++++ DATA IN THIS EXERCISE ++++

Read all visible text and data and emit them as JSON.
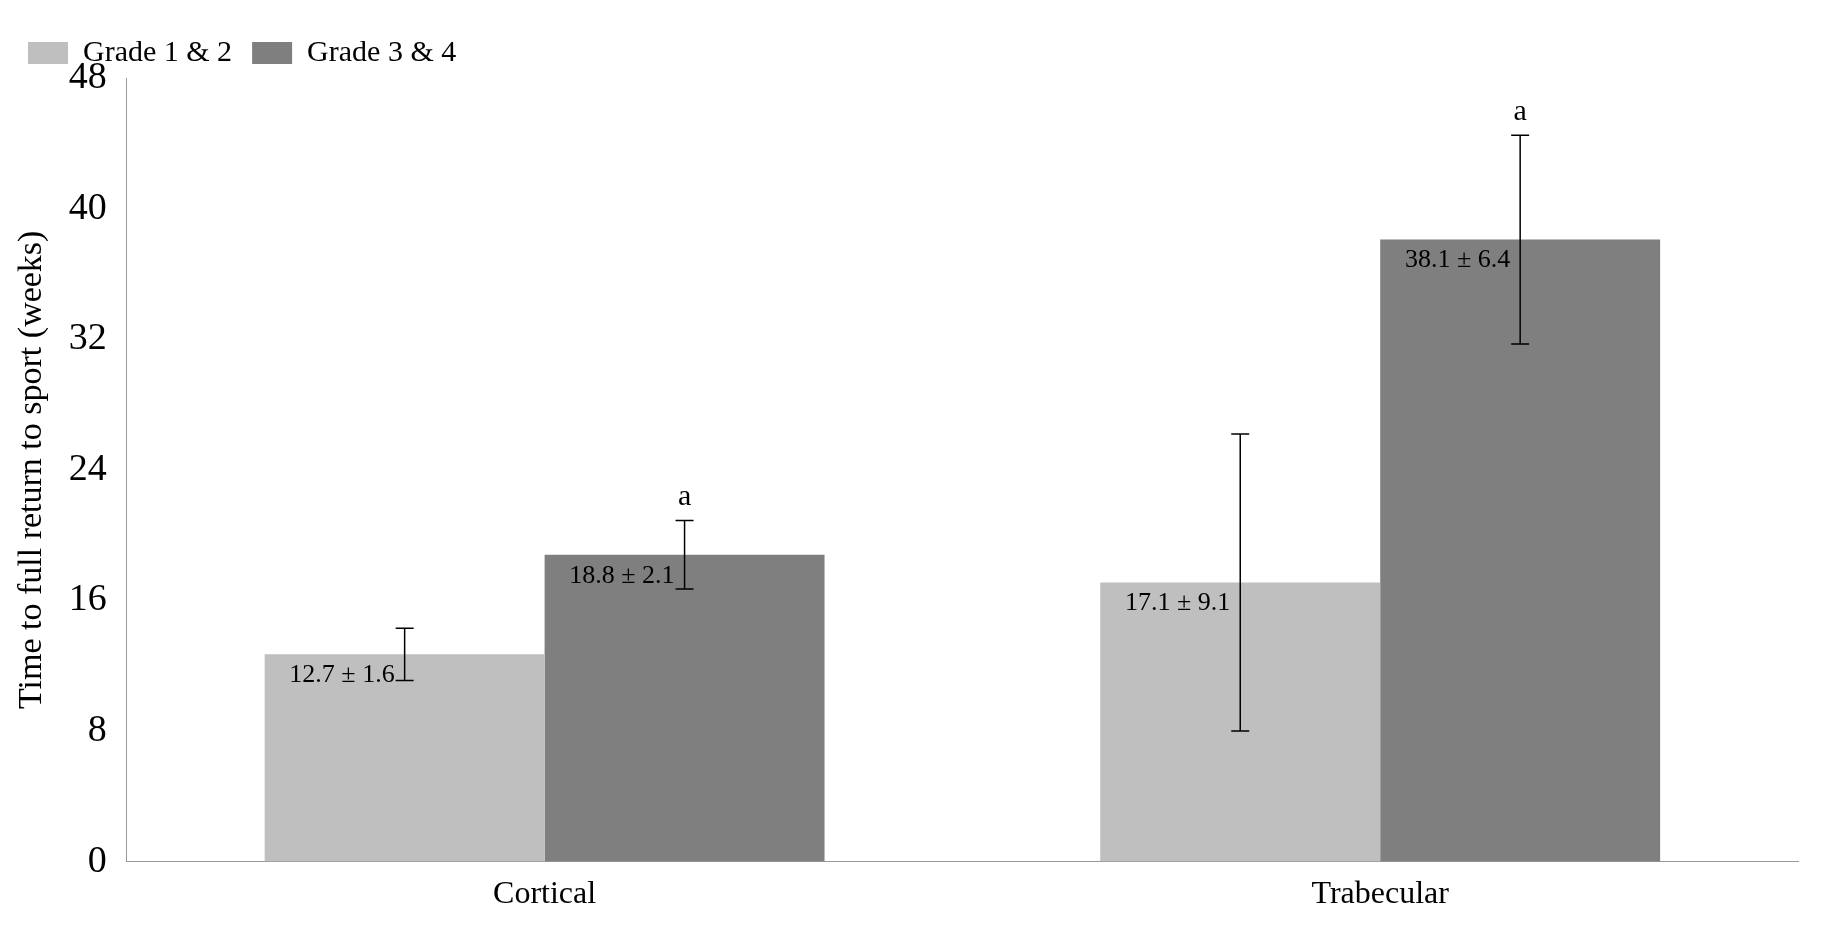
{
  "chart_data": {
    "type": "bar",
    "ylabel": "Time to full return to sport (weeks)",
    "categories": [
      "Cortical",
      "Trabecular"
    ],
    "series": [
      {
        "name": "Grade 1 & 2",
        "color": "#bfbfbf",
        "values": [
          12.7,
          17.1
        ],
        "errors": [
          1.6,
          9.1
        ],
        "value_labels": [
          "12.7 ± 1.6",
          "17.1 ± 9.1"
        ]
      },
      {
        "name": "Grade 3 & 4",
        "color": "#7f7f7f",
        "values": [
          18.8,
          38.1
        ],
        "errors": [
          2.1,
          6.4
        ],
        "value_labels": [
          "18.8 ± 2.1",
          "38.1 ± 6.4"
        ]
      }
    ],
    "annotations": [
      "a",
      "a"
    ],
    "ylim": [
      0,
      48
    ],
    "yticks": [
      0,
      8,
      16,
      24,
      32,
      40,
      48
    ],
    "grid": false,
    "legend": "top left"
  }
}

++++

* _DIRECTIONS FOR THIS TASK_
The entries above are to be returned exactly, without their pictures.

* _SOLUTION FOR THIS PROBLEM_
Read all visible text and data and emit them as JSON.
{
  "chart_data": {
    "type": "bar",
    "ylabel": "Time to full return to sport (weeks)",
    "categories": [
      "Cortical",
      "Trabecular"
    ],
    "series": [
      {
        "name": "Grade 1 & 2",
        "color": "#bfbfbf",
        "values": [
          12.7,
          17.1
        ],
        "errors": [
          1.6,
          9.1
        ],
        "value_labels": [
          "12.7 ± 1.6",
          "17.1 ± 9.1"
        ]
      },
      {
        "name": "Grade 3 & 4",
        "color": "#7f7f7f",
        "values": [
          18.8,
          38.1
        ],
        "errors": [
          2.1,
          6.4
        ],
        "value_labels": [
          "18.8 ± 2.1",
          "38.1 ± 6.4"
        ]
      }
    ],
    "annotations": [
      "a",
      "a"
    ],
    "ylim": [
      0,
      48
    ],
    "yticks": [
      0,
      8,
      16,
      24,
      32,
      40,
      48
    ],
    "grid": false,
    "legend": "top left"
  }
}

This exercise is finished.